| The records |
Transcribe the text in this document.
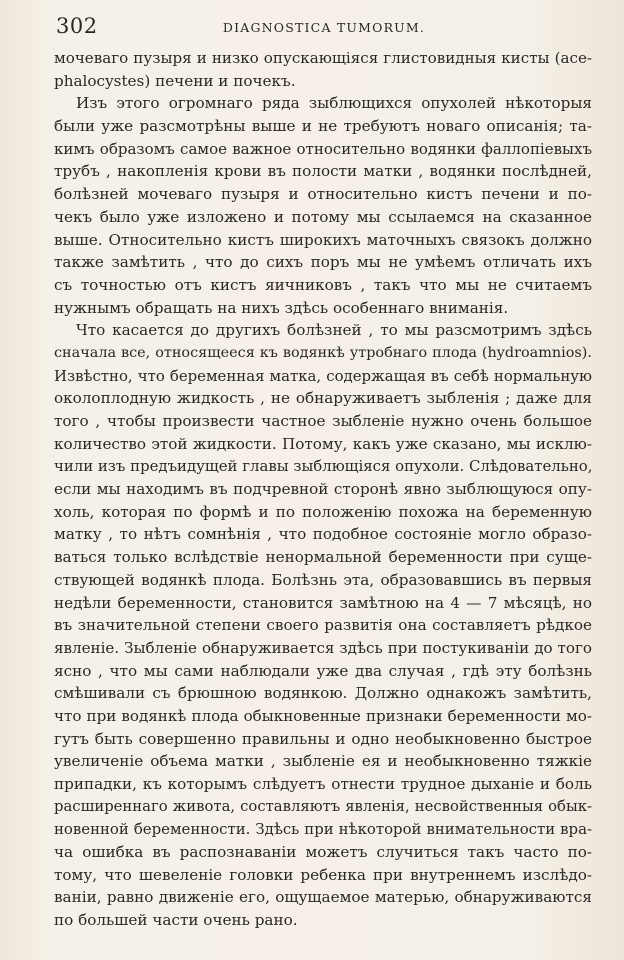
302	DIAGNOSTICA TUMORUM.
мочеваго пузыря и низко опускающіяся глистовидныя кисты (ace-
phalocystes) печени и почекъ.
Изъ этого огромнаго ряда зыблющихся опухолей нѣкоторыя
были уже разсмотрѣны выше и не требуютъ новаго описанія; та-
кимъ образомъ самое важное относительно водянки фаллопіевыхъ
трубъ , накопленія крови въ полости матки , водянки послѣдней,
болѣзней мочеваго пузыря и относительно кистъ печени и по-
чекъ было уже изложено и потому мы ссылаемся на сказанное
выше. Относительно кистъ широкихъ маточныхъ связокъ должно
также замѣтить , что до сихъ поръ мы не умѣемъ отличать ихъ
съ точностью отъ кистъ яичниковъ , такъ что мы не считаемъ
нужнымъ обращать на нихъ здѣсь особеннаго вниманія.
Что касается до другихъ болѣзней , то мы разсмотримъ здѣсь
сначала все, относящееся къ водянкѣ утробнаго плода (hydroamnios).
Извѣстно, что беременная матка, содержащая въ себѣ нормальную
околоплодную жидкость , не обнаруживаетъ зыбленія ; даже для
того , чтобы произвести частное зыбленіе нужно очень большое
количество этой жидкости. Потому, какъ уже сказано, мы исклю-
чили изъ предъидущей главы зыблющіяся опухоли. Слѣдовательно,
если мы находимъ въ подчревной сторонѣ явно зыблющуюся опу-
холь, которая по формѣ и по положенію похожа на беременную
матку , то нѣтъ сомнѣнія , что подобное состояніе могло образо-
ваться только вслѣдствіе ненормальной беременности при суще-
ствующей водянкѣ плода. Болѣзнь эта, образовавшись въ первыя
недѣли беременности, становится замѣтною на 4 — 7 мѣсяцѣ, но
въ значительной степени своего развитія она составляетъ рѣдкое
явленіе. Зыбленіе обнаруживается здѣсь при постукиваніи до того
ясно , что мы сами наблюдали уже два случая , гдѣ эту болѣзнь
смѣшивали съ брюшною водянкою. Должно однакожъ замѣтить,
что при водянкѣ плода обыкновенные признаки беременности мо-
гутъ быть совершенно правильны и одно необыкновенно быстрое
увеличеніе объема матки , зыбленіе ея и необыкновенно тяжкіе
припадки, къ которымъ слѣдуетъ отнести трудное дыханіе и боль
расширеннаго живота, составляютъ явленія, несвойственныя обык-
новенной беременности. Здѣсь при нѣкоторой внимательности вра-
ча ошибка въ распознаваніи можетъ случиться такъ часто по-
тому, что шевеленіе головки ребенка при внутреннемъ изслѣдо-
ваніи, равно движеніе его, ощущаемое матерью, обнаруживаются
по большей части очень рано.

| Exercise brief |
When a line in the listing has the word "выше", return that line.

| Solution below |
были уже разсмотрѣны выше и не требуютъ новаго описанія; та-
выше. Относительно кистъ широкихъ маточныхъ связокъ должно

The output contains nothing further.